Reproduce the records below exactly as given.

Data section:
------------------------------------------------
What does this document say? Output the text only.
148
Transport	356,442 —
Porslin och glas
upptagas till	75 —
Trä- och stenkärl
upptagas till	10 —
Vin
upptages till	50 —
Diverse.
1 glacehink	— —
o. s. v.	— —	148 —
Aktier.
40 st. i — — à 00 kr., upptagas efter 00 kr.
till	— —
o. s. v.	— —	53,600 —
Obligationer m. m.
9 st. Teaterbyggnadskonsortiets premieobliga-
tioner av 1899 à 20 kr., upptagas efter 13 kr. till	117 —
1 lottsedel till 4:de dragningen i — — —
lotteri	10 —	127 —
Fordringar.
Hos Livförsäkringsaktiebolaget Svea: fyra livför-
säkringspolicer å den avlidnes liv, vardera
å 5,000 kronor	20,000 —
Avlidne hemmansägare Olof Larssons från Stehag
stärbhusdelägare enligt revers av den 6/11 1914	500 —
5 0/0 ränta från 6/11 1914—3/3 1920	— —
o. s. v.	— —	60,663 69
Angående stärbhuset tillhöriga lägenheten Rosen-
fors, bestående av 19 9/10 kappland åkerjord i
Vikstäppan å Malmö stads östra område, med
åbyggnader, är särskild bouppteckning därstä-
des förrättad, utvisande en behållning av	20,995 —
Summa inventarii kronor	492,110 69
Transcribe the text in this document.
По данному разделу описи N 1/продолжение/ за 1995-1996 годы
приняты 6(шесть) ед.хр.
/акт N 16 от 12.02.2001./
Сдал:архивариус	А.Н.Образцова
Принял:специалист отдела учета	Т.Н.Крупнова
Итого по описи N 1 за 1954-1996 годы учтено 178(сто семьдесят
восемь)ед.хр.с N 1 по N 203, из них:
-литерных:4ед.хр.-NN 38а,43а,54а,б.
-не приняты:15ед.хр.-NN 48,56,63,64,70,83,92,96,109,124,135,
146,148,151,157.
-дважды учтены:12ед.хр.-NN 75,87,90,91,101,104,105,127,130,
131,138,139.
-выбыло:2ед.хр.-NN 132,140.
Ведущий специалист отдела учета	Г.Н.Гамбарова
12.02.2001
------------------------------------------------
Result:
What does this document say? Output the text only.
148
Transport	356,442 —
Porslin och glas
upptagas till	75 —
Trä- och stenkärl
upptagas till	10 —
Vin
upptages till	50 —
Diverse.
1 glacehink	— —
o. s. v.	— —	148 —
Aktier.
40 st. i — — à 00 kr., upptagas efter 00 kr.
till	— —
o. s. v.	— —	53,600 —
Obligationer m. m.
9 st. Teaterbyggnadskonsortiets premieobliga-
tioner av 1899 à 20 kr., upptagas efter 13 kr. till	117 —
1 lottsedel till 4:de dragningen i — — —
lotteri	10 —	127 —
Fordringar.
Hos Livförsäkringsaktiebolaget Svea: fyra livför-
säkringspolicer å den avlidnes liv, vardera
å 5,000 kronor	20,000 —
Avlidne hemmansägare Olof Larssons från Stehag
stärbhusdelägare enligt revers av den 6/11 1914	500 —
5 0/0 ränta från 6/11 1914—3/3 1920	— —
o. s. v.	— —	60,663 69
Angående stärbhuset tillhöriga lägenheten Rosen-
fors, bestående av 19 9/10 kappland åkerjord i
Vikstäppan å Malmö stads östra område, med
åbyggnader, är särskild bouppteckning därstä-
des förrättad, utvisande en behållning av	20,995 —
Summa inventarii kronor	492,110 69
Transcribe the text in this document.
По данному разделу описи N 1/продолжение/ за 1995-1996 годы
приняты 6(шесть) ед.хр.
/акт N 16 от 12.02.2001./
Сдал:архивариус	А.Н.Образцова
Принял:специалист отдела учета	Т.Н.Крупнова
Итого по описи N 1 за 1954-1996 годы учтено 178(сто семьдесят
восемь)ед.хр.с N 1 по N 203, из них:
-литерных:4ед.хр.-NN 38а,43а,54а,б.
-не приняты:15ед.хр.-NN 48,56,63,64,70,83,92,96,109,124,135,
146,148,151,157.
-дважды учтены:12ед.хр.-NN 75,87,90,91,101,104,105,127,130,
131,138,139.
-выбыло:2ед.хр.-NN 132,140.
Ведущий специалист отдела учета	Г.Н.Гамбарова
12.02.2001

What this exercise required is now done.